***** DATA LINES *****

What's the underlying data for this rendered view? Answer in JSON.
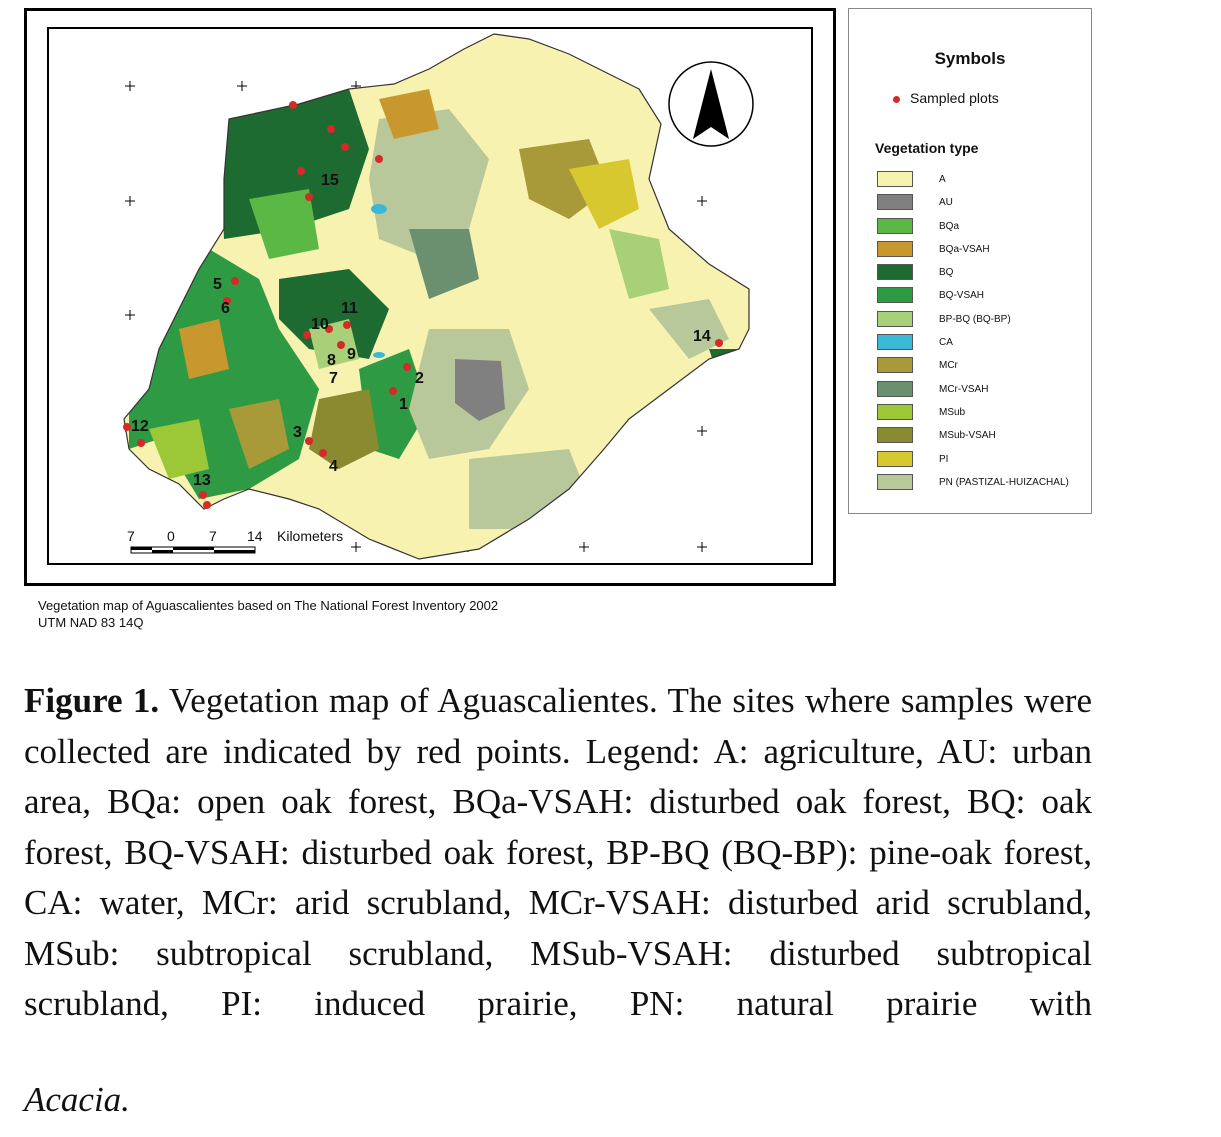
{
  "map": {
    "region_labels": [
      "15",
      "5",
      "6",
      "10",
      "11",
      "8",
      "9",
      "7",
      "2",
      "1",
      "3",
      "4",
      "12",
      "13",
      "14"
    ],
    "scale_bar": {
      "ticks": [
        "7",
        "0",
        "7",
        "14"
      ],
      "unit": "Kilometers"
    },
    "colors": {
      "A": "#f8f2b0",
      "AU": "#808080",
      "BQa": "#5cb844",
      "BQa-VSAH": "#c8982e",
      "BQ": "#1d6b30",
      "BQ-VSAH": "#2f9a44",
      "BP-BQ": "#a8d078",
      "CA": "#3bb8d8",
      "MCr": "#a89a38",
      "MCr-VSAH": "#6a9070",
      "MSub": "#9cc838",
      "MSub-VSAH": "#8a8a30",
      "PI": "#d8c830",
      "PN": "#b8c89a",
      "sample_point": "#d42a2a"
    },
    "north_arrow_icon": "north-arrow-icon"
  },
  "legend": {
    "title": "Symbols",
    "sampled_label": "Sampled plots",
    "vegetation_heading": "Vegetation type",
    "items": [
      {
        "code": "A",
        "color": "#f8f2b0"
      },
      {
        "code": "AU",
        "color": "#808080"
      },
      {
        "code": "BQa",
        "color": "#5cb844"
      },
      {
        "code": "BQa-VSAH",
        "color": "#c8982e"
      },
      {
        "code": "BQ",
        "color": "#1d6b30"
      },
      {
        "code": "BQ-VSAH",
        "color": "#2f9a44"
      },
      {
        "code": "BP-BQ (BQ-BP)",
        "color": "#a8d078"
      },
      {
        "code": "CA",
        "color": "#3bb8d8"
      },
      {
        "code": "MCr",
        "color": "#a89a38"
      },
      {
        "code": "MCr-VSAH",
        "color": "#6a9070"
      },
      {
        "code": "MSub",
        "color": "#9cc838"
      },
      {
        "code": "MSub-VSAH",
        "color": "#8a8a30"
      },
      {
        "code": "PI",
        "color": "#d8c830"
      },
      {
        "code": "PN (PASTIZAL-HUIZACHAL)",
        "color": "#b8c89a"
      }
    ]
  },
  "map_caption": {
    "line1": "Vegetation map of Aguascalientes based on The National Forest Inventory 2002",
    "line2": "UTM NAD 83 14Q"
  },
  "figure_caption": {
    "label": "Figure 1.",
    "text": " Vegetation map of Aguascalientes. The sites where samples were collected are indicated by red points. Legend: A: agriculture, AU: urban area, BQa: open oak forest, BQa-VSAH: disturbed oak forest, BQ: oak forest, BQ-VSAH: disturbed oak forest, BP-BQ (BQ-BP): pine-oak forest, CA: water, MCr: arid scrubland, MCr-VSAH: disturbed arid scrubland, MSub: subtropical scrubland, MSub-VSAH: disturbed subtropical scrubland, PI: induced prairie, PN: natural prairie with",
    "last_word": "Acacia."
  }
}
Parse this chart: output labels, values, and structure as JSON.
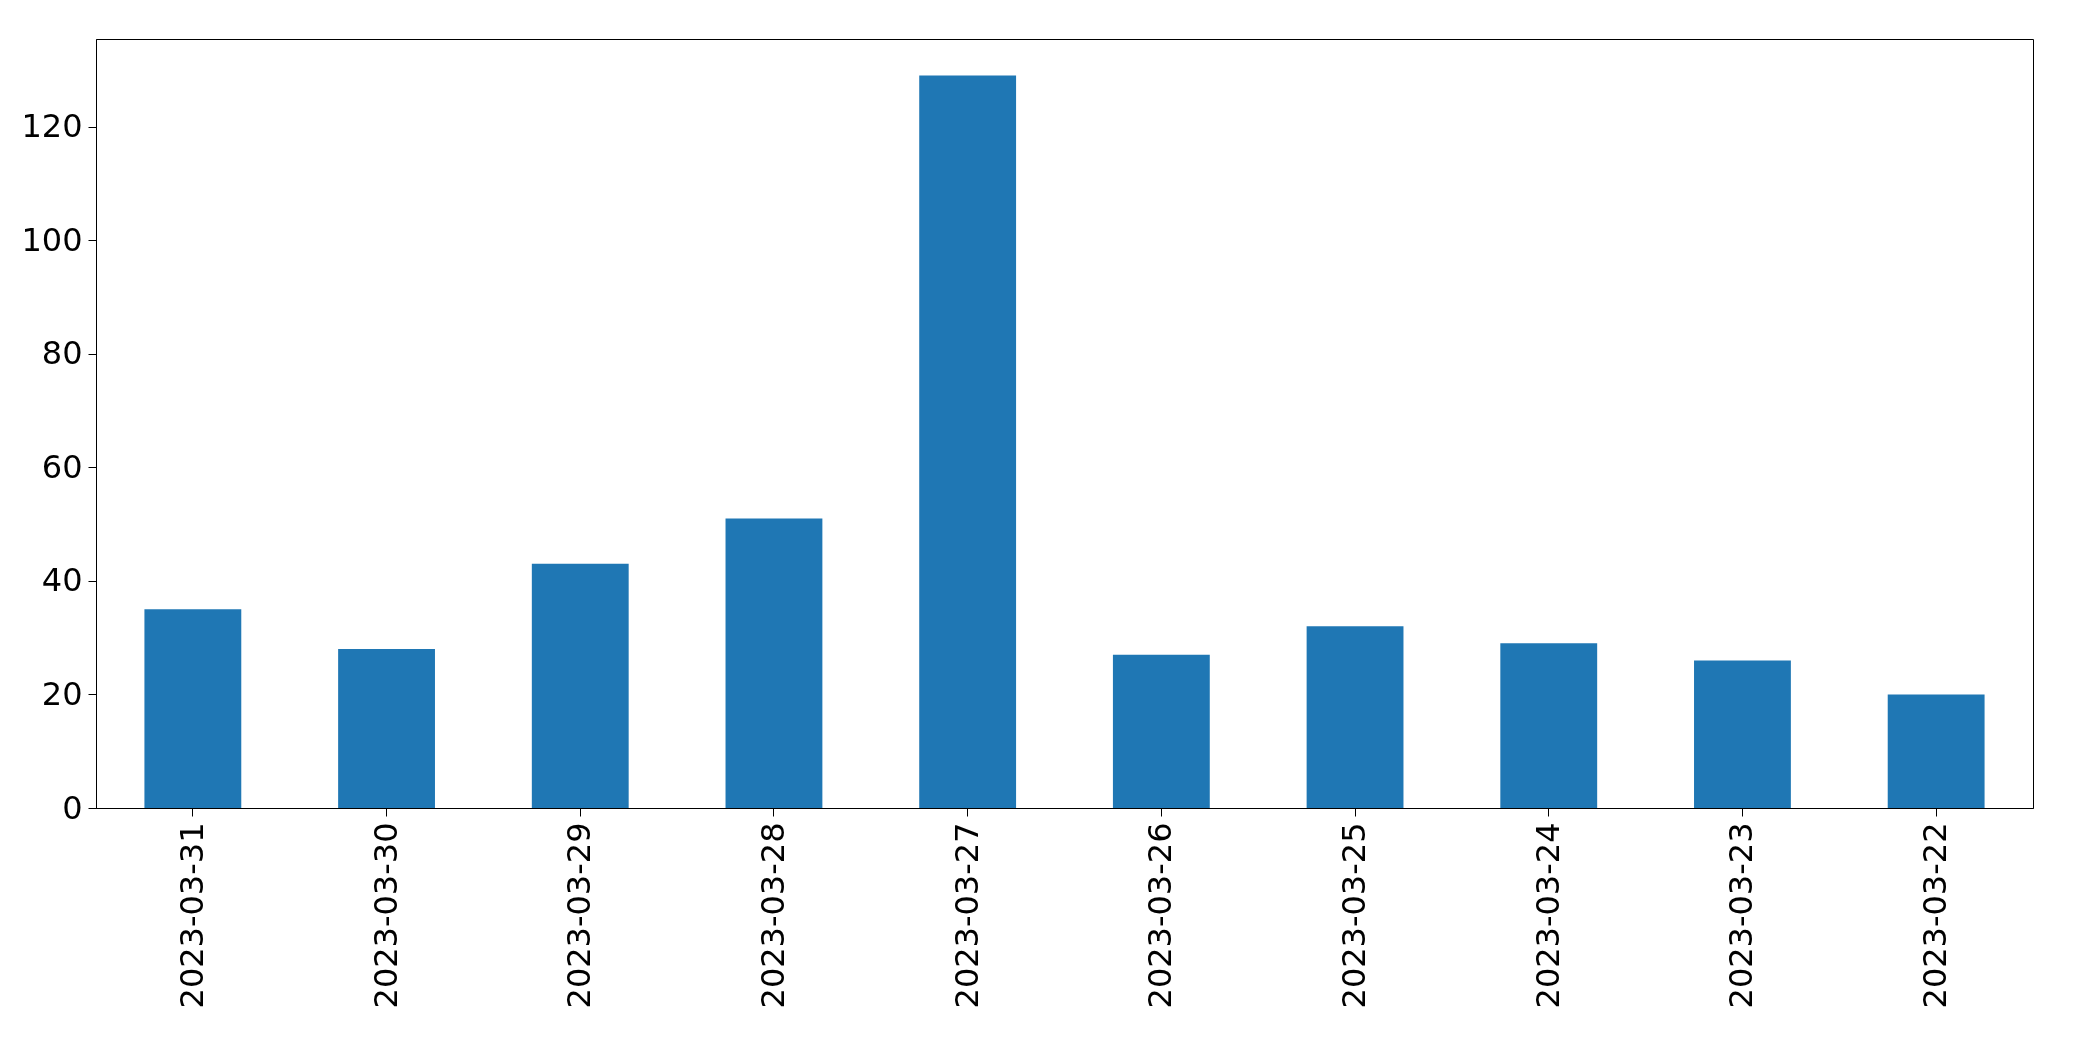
{
  "chart_data": {
    "type": "bar",
    "categories": [
      "2023-03-31",
      "2023-03-30",
      "2023-03-29",
      "2023-03-28",
      "2023-03-27",
      "2023-03-26",
      "2023-03-25",
      "2023-03-24",
      "2023-03-23",
      "2023-03-22"
    ],
    "values": [
      35,
      28,
      43,
      51,
      129,
      27,
      32,
      29,
      26,
      20
    ],
    "color": "#1f77b4",
    "ylim": [
      0,
      135.45
    ],
    "yticks": [
      0,
      20,
      40,
      60,
      80,
      100,
      120
    ],
    "grid": false
  }
}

*****

◆ EXERCISE AIM ◆
Leaving out the pictures, repeat the data above exactly.

◆ PROBLEM SOLUTION ◆
What's the underlying data for this rendered view? Answer in JSON.
{
  "map": {
    "region_labels": [
      "15",
      "5",
      "6",
      "10",
      "11",
      "8",
      "9",
      "7",
      "2",
      "1",
      "3",
      "4",
      "12",
      "13",
      "14"
    ],
    "scale_bar": {
      "ticks": [
        "7",
        "0",
        "7",
        "14"
      ],
      "unit": "Kilometers"
    },
    "colors": {
      "A": "#f8f2b0",
      "AU": "#808080",
      "BQa": "#5cb844",
      "BQa-VSAH": "#c8982e",
      "BQ": "#1d6b30",
      "BQ-VSAH": "#2f9a44",
      "BP-BQ": "#a8d078",
      "CA": "#3bb8d8",
      "MCr": "#a89a38",
      "MCr-VSAH": "#6a9070",
      "MSub": "#9cc838",
      "MSub-VSAH": "#8a8a30",
      "PI": "#d8c830",
      "PN": "#b8c89a",
      "sample_point": "#d42a2a"
    },
    "north_arrow_icon": "north-arrow-icon"
  },
  "legend": {
    "title": "Symbols",
    "sampled_label": "Sampled plots",
    "vegetation_heading": "Vegetation type",
    "items": [
      {
        "code": "A",
        "color": "#f8f2b0"
      },
      {
        "code": "AU",
        "color": "#808080"
      },
      {
        "code": "BQa",
        "color": "#5cb844"
      },
      {
        "code": "BQa-VSAH",
        "color": "#c8982e"
      },
      {
        "code": "BQ",
        "color": "#1d6b30"
      },
      {
        "code": "BQ-VSAH",
        "color": "#2f9a44"
      },
      {
        "code": "BP-BQ (BQ-BP)",
        "color": "#a8d078"
      },
      {
        "code": "CA",
        "color": "#3bb8d8"
      },
      {
        "code": "MCr",
        "color": "#a89a38"
      },
      {
        "code": "MCr-VSAH",
        "color": "#6a9070"
      },
      {
        "code": "MSub",
        "color": "#9cc838"
      },
      {
        "code": "MSub-VSAH",
        "color": "#8a8a30"
      },
      {
        "code": "PI",
        "color": "#d8c830"
      },
      {
        "code": "PN (PASTIZAL-HUIZACHAL)",
        "color": "#b8c89a"
      }
    ]
  },
  "map_caption": {
    "line1": "Vegetation map of Aguascalientes based on The National Forest Inventory 2002",
    "line2": "UTM NAD 83 14Q"
  },
  "figure_caption": {
    "label": "Figure 1.",
    "text": " Vegetation map of Aguascalientes. The sites where samples were collected are indicated by red points. Legend: A: agriculture, AU: urban area, BQa: open oak forest, BQa-VSAH: disturbed oak forest, BQ: oak forest, BQ-VSAH: disturbed oak forest, BP-BQ (BQ-BP): pine-oak forest, CA: water, MCr: arid scrubland, MCr-VSAH: disturbed arid scrubland, MSub: subtropical scrubland, MSub-VSAH: disturbed subtropical scrubland, PI: induced prairie, PN: natural prairie with",
    "last_word": "Acacia."
  }
}
Parse this chart: output labels, values, and structure as JSON.
{
  "chart_data": {
    "type": "bar",
    "categories": [
      "2023-03-31",
      "2023-03-30",
      "2023-03-29",
      "2023-03-28",
      "2023-03-27",
      "2023-03-26",
      "2023-03-25",
      "2023-03-24",
      "2023-03-23",
      "2023-03-22"
    ],
    "values": [
      35,
      28,
      43,
      51,
      129,
      27,
      32,
      29,
      26,
      20
    ],
    "color": "#1f77b4",
    "ylim": [
      0,
      135.45
    ],
    "yticks": [
      0,
      20,
      40,
      60,
      80,
      100,
      120
    ],
    "grid": false
  }
}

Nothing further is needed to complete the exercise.